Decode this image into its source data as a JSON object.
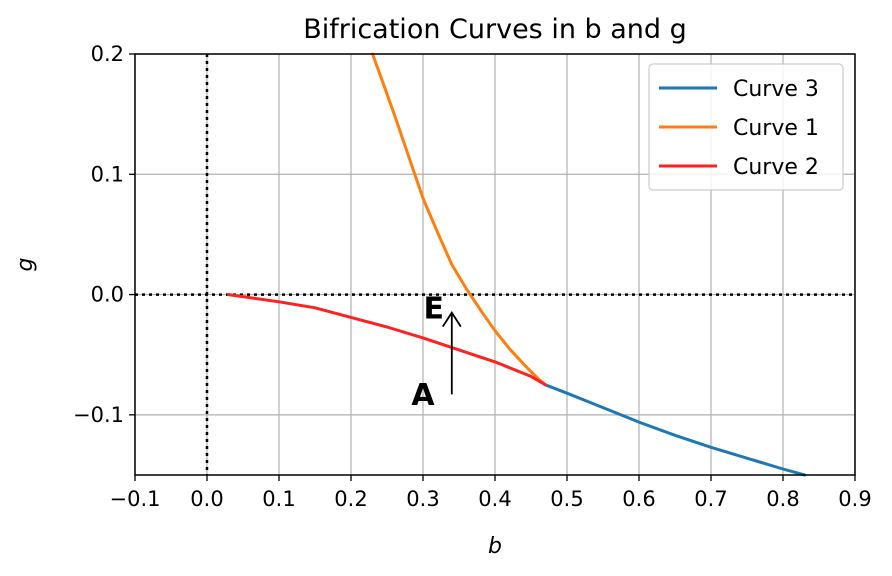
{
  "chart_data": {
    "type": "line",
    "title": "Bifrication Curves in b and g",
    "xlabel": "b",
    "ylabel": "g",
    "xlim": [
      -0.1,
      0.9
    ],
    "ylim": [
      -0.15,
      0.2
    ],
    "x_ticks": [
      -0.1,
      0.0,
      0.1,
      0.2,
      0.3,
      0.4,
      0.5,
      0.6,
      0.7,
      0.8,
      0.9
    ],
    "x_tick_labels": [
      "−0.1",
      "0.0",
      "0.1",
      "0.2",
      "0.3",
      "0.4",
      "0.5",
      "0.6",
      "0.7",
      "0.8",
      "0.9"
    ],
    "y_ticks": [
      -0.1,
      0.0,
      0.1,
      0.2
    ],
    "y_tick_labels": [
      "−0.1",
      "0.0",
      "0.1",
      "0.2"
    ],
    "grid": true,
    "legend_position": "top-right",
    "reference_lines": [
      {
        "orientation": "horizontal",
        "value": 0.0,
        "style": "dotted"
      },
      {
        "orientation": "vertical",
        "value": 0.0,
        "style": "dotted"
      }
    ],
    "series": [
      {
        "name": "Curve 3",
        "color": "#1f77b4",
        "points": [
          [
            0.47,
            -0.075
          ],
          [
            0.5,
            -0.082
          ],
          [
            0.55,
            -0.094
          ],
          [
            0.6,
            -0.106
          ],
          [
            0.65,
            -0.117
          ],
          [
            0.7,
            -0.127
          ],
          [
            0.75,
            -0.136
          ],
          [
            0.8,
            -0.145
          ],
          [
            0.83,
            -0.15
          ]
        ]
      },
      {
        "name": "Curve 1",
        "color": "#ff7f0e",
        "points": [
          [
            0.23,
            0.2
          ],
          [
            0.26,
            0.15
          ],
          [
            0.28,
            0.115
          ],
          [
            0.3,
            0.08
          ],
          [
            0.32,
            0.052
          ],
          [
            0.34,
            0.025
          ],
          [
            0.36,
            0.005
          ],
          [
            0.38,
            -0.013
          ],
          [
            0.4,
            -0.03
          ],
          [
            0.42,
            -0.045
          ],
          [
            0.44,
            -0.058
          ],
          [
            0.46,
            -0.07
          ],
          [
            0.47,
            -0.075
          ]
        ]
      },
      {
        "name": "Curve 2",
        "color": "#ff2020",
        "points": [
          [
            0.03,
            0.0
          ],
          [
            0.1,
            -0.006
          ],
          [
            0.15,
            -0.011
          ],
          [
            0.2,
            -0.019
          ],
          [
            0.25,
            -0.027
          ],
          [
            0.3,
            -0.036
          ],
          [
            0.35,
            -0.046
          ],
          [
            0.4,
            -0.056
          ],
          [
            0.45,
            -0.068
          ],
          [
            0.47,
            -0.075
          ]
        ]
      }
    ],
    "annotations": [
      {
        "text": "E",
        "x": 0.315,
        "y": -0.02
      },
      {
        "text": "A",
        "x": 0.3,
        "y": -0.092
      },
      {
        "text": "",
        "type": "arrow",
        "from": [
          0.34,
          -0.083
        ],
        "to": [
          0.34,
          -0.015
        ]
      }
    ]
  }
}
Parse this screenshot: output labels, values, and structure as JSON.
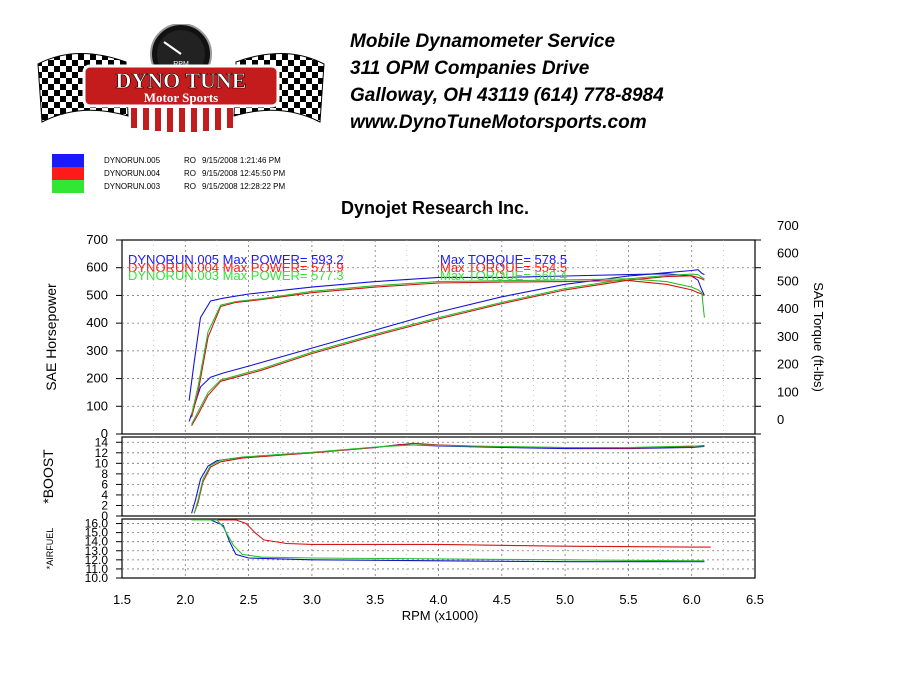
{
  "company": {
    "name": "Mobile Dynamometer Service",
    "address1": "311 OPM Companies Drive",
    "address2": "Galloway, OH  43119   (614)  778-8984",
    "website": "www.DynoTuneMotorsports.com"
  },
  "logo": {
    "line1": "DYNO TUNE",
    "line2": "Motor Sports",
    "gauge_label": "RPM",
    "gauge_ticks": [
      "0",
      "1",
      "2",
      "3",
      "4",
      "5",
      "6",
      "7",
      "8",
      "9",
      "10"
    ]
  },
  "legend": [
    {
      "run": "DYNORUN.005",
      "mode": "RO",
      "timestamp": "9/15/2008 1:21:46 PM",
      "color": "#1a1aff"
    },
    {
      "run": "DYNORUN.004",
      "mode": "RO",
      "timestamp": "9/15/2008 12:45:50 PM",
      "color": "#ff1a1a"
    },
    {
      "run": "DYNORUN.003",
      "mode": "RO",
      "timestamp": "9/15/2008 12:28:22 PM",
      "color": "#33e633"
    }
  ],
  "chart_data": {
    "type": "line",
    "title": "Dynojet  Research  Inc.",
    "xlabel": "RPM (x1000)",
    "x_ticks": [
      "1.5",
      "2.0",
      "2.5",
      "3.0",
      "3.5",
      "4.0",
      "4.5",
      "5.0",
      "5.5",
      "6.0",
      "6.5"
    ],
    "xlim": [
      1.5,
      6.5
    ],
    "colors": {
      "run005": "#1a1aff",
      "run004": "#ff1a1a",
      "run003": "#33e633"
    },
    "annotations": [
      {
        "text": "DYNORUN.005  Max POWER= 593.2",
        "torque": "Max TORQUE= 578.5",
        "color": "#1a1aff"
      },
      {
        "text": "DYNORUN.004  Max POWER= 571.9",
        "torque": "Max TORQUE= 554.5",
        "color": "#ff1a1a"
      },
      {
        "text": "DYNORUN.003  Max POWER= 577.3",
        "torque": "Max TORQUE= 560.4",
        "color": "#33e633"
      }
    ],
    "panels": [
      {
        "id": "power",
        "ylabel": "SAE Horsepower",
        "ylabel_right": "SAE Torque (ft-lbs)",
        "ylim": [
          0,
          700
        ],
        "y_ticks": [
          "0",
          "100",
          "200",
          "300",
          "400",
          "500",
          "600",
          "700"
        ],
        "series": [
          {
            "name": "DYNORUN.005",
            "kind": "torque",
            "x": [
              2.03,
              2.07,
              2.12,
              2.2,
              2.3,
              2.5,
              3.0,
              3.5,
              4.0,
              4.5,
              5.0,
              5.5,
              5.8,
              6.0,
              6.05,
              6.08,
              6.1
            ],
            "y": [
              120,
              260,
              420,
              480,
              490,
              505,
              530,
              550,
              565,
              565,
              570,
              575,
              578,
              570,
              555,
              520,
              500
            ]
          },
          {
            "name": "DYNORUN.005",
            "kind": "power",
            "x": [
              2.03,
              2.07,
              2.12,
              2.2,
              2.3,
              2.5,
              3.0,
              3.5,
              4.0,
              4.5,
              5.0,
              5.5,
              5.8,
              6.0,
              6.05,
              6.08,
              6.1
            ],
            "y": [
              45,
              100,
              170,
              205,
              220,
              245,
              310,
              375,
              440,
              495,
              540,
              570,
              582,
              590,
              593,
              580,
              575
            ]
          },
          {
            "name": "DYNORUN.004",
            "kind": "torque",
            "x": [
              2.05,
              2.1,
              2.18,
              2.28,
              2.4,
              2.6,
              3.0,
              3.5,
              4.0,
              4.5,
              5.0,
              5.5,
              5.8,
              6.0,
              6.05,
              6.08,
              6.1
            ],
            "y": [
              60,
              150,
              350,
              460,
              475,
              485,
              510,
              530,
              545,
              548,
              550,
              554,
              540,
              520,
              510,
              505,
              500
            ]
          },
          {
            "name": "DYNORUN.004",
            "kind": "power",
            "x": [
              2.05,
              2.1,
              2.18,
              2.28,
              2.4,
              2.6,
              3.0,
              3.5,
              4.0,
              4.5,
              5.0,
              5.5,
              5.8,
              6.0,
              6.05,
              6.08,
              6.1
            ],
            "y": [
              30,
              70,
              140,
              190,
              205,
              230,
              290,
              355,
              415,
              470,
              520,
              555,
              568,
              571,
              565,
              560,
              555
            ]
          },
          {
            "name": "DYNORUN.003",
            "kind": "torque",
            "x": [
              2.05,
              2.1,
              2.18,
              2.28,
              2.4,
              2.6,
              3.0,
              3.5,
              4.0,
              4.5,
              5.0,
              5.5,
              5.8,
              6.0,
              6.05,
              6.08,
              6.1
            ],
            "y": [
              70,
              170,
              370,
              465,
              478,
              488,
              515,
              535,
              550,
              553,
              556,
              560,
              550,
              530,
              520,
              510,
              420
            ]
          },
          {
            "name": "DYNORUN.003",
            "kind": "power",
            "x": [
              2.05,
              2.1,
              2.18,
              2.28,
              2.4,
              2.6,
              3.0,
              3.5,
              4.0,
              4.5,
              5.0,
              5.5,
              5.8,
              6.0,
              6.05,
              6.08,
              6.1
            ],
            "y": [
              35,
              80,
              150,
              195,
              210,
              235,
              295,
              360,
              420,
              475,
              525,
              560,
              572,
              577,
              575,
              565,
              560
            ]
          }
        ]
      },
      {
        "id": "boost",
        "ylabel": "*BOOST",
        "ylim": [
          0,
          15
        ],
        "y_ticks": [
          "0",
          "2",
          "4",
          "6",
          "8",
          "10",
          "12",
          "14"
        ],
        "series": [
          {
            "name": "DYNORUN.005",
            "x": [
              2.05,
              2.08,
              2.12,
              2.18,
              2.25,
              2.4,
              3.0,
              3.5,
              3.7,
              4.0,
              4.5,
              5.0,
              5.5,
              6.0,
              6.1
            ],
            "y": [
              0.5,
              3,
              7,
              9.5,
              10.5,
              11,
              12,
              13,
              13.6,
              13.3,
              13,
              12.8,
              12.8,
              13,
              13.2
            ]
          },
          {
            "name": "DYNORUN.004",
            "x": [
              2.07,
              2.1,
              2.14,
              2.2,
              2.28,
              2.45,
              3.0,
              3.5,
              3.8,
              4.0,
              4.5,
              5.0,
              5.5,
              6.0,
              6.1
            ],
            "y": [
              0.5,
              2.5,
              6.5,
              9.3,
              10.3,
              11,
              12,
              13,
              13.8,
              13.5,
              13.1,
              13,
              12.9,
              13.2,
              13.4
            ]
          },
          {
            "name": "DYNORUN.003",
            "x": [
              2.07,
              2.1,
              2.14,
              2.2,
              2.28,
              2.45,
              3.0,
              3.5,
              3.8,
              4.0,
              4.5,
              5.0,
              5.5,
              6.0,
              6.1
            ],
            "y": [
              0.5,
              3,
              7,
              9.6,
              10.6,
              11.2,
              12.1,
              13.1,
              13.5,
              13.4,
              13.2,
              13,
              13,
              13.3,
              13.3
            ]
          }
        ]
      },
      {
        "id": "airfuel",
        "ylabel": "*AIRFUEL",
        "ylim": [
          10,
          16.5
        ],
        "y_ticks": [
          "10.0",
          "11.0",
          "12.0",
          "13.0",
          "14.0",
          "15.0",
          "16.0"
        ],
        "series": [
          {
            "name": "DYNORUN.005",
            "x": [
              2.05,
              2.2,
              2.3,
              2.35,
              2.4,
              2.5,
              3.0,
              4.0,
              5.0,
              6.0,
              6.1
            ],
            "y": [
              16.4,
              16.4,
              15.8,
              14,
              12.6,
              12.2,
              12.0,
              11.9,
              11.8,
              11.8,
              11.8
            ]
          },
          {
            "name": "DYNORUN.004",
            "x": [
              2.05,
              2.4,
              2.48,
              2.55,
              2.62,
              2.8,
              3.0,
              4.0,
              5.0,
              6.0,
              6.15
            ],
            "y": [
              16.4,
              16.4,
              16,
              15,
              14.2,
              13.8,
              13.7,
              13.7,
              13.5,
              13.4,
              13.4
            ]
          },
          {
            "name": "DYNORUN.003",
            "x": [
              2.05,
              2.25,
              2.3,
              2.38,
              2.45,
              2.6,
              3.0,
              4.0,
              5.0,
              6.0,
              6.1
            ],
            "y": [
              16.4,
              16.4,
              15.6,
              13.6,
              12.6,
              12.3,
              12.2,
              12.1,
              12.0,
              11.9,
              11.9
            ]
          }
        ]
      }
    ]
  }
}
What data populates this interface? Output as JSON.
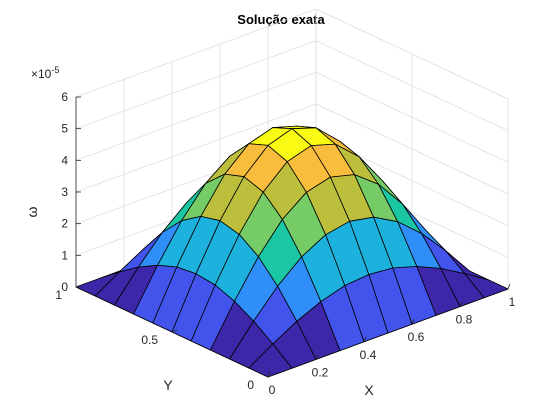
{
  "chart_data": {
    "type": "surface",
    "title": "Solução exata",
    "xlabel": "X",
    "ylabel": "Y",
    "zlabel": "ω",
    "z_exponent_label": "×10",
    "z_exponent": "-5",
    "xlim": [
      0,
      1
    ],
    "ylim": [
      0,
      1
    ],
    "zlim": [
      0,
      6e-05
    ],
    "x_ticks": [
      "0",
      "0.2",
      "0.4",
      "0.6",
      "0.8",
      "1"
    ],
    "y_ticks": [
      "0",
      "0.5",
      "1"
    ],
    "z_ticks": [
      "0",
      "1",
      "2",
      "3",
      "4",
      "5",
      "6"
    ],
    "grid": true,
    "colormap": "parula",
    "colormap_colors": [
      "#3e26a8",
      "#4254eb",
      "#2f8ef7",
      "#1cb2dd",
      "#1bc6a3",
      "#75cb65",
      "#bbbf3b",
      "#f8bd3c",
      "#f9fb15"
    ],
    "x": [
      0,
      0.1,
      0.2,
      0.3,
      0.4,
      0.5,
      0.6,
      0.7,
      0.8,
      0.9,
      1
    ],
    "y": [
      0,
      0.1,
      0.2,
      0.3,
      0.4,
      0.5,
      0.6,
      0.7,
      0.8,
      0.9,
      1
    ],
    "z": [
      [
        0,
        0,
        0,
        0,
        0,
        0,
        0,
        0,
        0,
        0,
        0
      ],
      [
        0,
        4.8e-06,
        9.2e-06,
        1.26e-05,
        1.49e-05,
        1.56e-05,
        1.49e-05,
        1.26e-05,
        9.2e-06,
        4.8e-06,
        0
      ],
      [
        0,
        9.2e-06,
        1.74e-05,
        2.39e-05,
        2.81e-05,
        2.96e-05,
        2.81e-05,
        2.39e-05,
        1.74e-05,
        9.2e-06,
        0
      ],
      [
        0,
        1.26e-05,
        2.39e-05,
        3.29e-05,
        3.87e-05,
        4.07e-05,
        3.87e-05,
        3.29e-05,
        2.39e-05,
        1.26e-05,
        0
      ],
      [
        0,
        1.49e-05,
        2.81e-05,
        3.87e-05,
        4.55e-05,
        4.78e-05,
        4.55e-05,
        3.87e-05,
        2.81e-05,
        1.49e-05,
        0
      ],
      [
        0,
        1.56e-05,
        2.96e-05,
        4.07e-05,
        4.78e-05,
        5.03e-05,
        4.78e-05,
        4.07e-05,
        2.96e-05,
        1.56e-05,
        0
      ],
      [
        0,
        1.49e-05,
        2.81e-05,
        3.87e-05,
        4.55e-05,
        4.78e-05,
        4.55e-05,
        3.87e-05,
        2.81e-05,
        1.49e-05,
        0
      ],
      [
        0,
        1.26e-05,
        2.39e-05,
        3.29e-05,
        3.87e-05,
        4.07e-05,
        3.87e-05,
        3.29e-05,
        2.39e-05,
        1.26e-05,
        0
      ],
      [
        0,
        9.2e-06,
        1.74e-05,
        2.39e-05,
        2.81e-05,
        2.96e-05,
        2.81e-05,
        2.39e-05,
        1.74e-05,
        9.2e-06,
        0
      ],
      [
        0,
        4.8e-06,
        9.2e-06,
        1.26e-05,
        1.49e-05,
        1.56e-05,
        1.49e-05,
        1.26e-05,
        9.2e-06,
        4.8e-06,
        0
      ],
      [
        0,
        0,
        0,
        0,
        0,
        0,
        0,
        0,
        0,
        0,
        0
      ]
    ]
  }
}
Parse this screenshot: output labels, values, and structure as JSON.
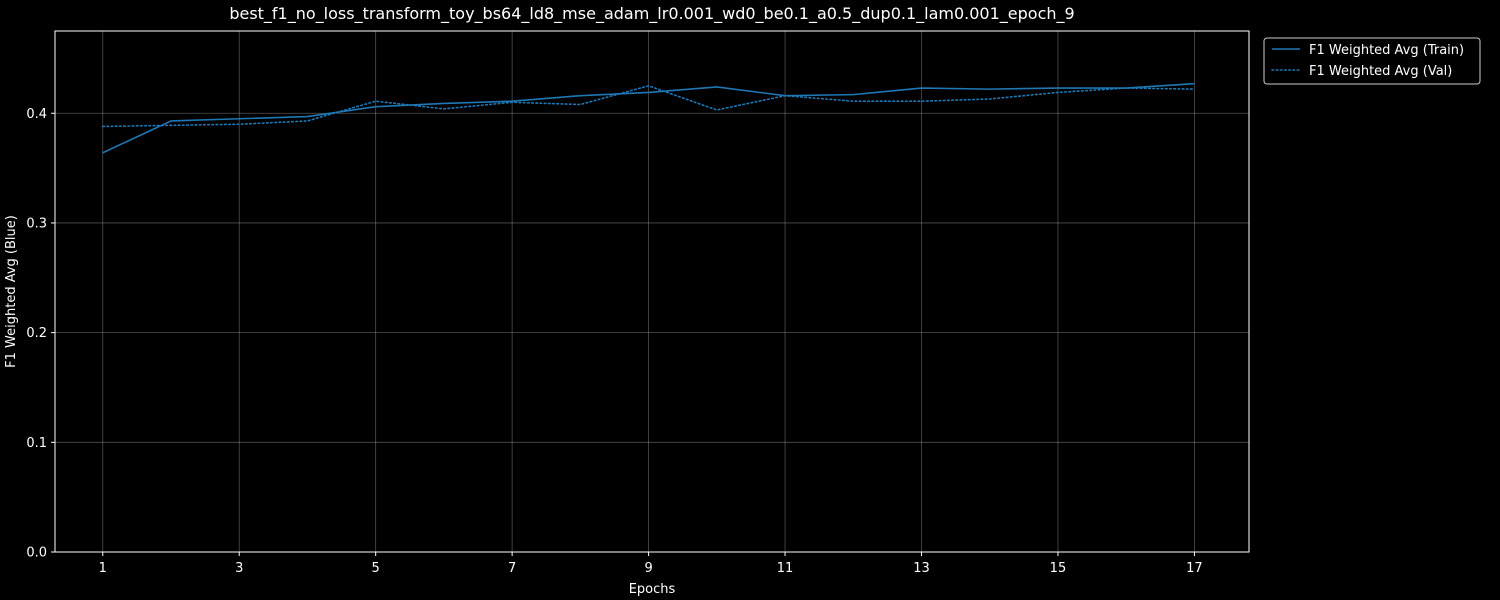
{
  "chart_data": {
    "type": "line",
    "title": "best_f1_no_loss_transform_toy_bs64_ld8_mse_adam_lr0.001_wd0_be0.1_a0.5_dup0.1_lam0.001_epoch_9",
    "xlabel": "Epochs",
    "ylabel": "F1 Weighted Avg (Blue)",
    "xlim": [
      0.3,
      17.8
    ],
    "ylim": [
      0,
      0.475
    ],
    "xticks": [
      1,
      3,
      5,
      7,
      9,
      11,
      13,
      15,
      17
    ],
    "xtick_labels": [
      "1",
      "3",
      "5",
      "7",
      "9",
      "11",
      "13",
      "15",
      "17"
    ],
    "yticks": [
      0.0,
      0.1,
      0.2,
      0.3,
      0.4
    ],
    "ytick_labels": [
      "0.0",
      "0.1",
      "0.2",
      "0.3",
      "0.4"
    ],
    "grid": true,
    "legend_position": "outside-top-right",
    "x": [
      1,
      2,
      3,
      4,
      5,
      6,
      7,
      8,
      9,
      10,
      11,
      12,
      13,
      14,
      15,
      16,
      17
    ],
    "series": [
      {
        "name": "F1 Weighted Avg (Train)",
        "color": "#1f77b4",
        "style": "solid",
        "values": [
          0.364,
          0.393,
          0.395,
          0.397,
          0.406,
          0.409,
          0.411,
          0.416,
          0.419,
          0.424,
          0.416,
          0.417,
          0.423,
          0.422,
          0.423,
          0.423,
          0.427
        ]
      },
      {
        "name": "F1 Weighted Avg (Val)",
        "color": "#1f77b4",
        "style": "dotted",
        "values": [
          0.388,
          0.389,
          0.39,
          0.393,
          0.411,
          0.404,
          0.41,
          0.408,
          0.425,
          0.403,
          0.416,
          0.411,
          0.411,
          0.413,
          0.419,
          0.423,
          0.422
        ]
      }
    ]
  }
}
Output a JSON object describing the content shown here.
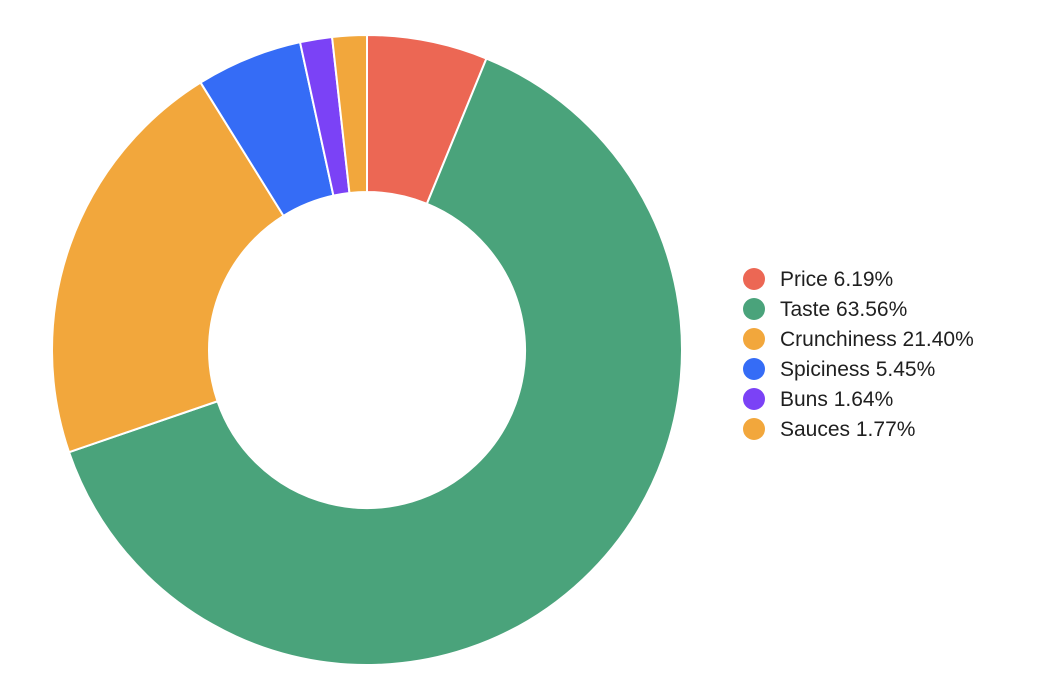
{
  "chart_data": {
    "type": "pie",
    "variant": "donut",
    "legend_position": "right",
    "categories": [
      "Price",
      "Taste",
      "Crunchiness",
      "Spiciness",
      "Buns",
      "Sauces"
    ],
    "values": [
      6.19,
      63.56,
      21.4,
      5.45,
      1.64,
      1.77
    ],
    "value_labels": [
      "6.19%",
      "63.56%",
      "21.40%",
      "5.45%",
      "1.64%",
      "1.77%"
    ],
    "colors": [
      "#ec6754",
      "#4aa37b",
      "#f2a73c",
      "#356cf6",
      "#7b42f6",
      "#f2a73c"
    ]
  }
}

++++

◆ Exercise task ◆
Every line from the one containing "Output a JSON" through the last line of the data is to be retyped exactly, with nothing added and no pictures included.

◆ Finished answer ◆
Output a JSON object describing the content shown here.
{
  "chart_data": {
    "type": "pie",
    "variant": "donut",
    "legend_position": "right",
    "categories": [
      "Price",
      "Taste",
      "Crunchiness",
      "Spiciness",
      "Buns",
      "Sauces"
    ],
    "values": [
      6.19,
      63.56,
      21.4,
      5.45,
      1.64,
      1.77
    ],
    "value_labels": [
      "6.19%",
      "63.56%",
      "21.40%",
      "5.45%",
      "1.64%",
      "1.77%"
    ],
    "colors": [
      "#ec6754",
      "#4aa37b",
      "#f2a73c",
      "#356cf6",
      "#7b42f6",
      "#f2a73c"
    ]
  }
}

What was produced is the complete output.